[Data entries]:
Begin
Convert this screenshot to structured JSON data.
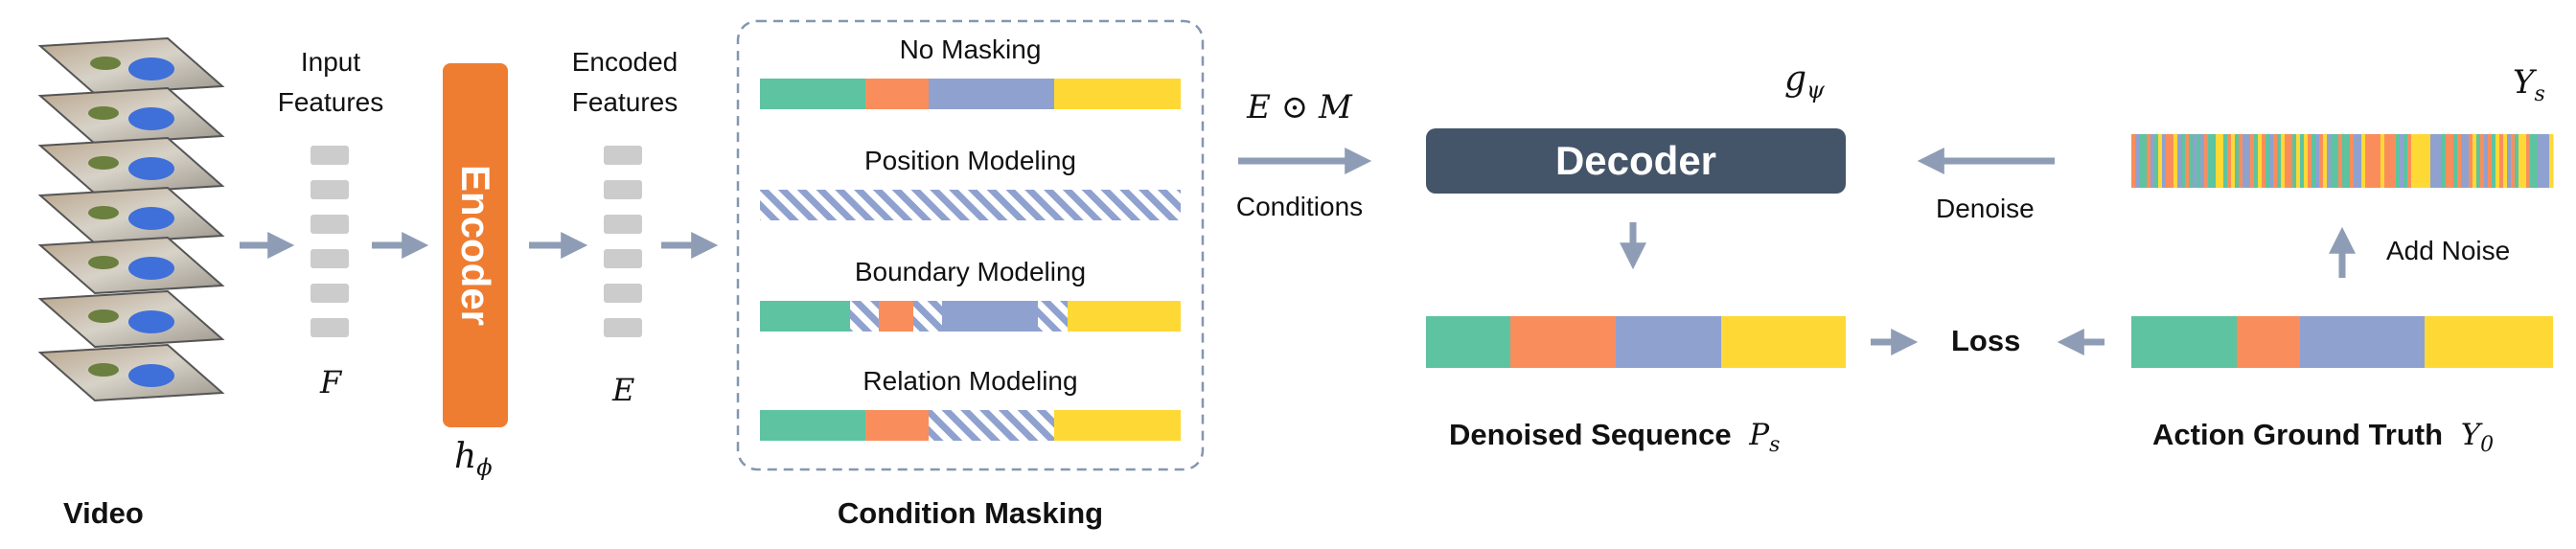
{
  "video": {
    "label": "Video"
  },
  "input_features": {
    "label_line1": "Input",
    "label_line2": "Features",
    "symbol": "F"
  },
  "encoder": {
    "label": "Encoder",
    "symbol": "h_ϕ",
    "symbol_base": "h",
    "symbol_sub": "ϕ"
  },
  "encoded_features": {
    "label_line1": "Encoded",
    "label_line2": "Features",
    "symbol": "E"
  },
  "condition_masking": {
    "title": "Condition Masking",
    "rows": [
      {
        "label": "No Masking"
      },
      {
        "label": "Position Modeling"
      },
      {
        "label": "Boundary Modeling"
      },
      {
        "label": "Relation Modeling"
      }
    ]
  },
  "conditions": {
    "formula": "E ⊙ M",
    "label": "Conditions"
  },
  "decoder": {
    "label": "Decoder",
    "symbol": "g_ψ",
    "symbol_base": "g",
    "symbol_sub": "ψ"
  },
  "denoise": {
    "label": "Denoise"
  },
  "add_noise": {
    "label": "Add Noise"
  },
  "noisy_sequence": {
    "symbol_base": "Y",
    "symbol_sub": "s"
  },
  "loss": {
    "label": "Loss"
  },
  "denoised_sequence": {
    "label": "Denoised Sequence",
    "symbol_base": "P",
    "symbol_sub": "s"
  },
  "ground_truth": {
    "label": "Action Ground Truth",
    "symbol_base": "Y",
    "symbol_sub": "0"
  },
  "colors": {
    "teal": "#5dc3a0",
    "orange": "#f98e5c",
    "blue": "#8fa1cf",
    "yellow": "#fed935",
    "encoder": "#ef7d31",
    "decoder": "#445469",
    "arrow": "#8e9db5",
    "feature_block": "#cccccc",
    "dashed_border": "#8496b0"
  }
}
End
[Your goal]:
Copy the records word for word, leaving no picture in the copy.

[Solved exercise]:
Convert this screenshot to structured JSON data.
{
  "video": {
    "label": "Video"
  },
  "input_features": {
    "label_line1": "Input",
    "label_line2": "Features",
    "symbol": "F"
  },
  "encoder": {
    "label": "Encoder",
    "symbol": "h_ϕ",
    "symbol_base": "h",
    "symbol_sub": "ϕ"
  },
  "encoded_features": {
    "label_line1": "Encoded",
    "label_line2": "Features",
    "symbol": "E"
  },
  "condition_masking": {
    "title": "Condition Masking",
    "rows": [
      {
        "label": "No Masking"
      },
      {
        "label": "Position Modeling"
      },
      {
        "label": "Boundary Modeling"
      },
      {
        "label": "Relation Modeling"
      }
    ]
  },
  "conditions": {
    "formula": "E ⊙ M",
    "label": "Conditions"
  },
  "decoder": {
    "label": "Decoder",
    "symbol": "g_ψ",
    "symbol_base": "g",
    "symbol_sub": "ψ"
  },
  "denoise": {
    "label": "Denoise"
  },
  "add_noise": {
    "label": "Add Noise"
  },
  "noisy_sequence": {
    "symbol_base": "Y",
    "symbol_sub": "s"
  },
  "loss": {
    "label": "Loss"
  },
  "denoised_sequence": {
    "label": "Denoised Sequence",
    "symbol_base": "P",
    "symbol_sub": "s"
  },
  "ground_truth": {
    "label": "Action Ground Truth",
    "symbol_base": "Y",
    "symbol_sub": "0"
  },
  "colors": {
    "teal": "#5dc3a0",
    "orange": "#f98e5c",
    "blue": "#8fa1cf",
    "yellow": "#fed935",
    "encoder": "#ef7d31",
    "decoder": "#445469",
    "arrow": "#8e9db5",
    "feature_block": "#cccccc",
    "dashed_border": "#8496b0"
  }
}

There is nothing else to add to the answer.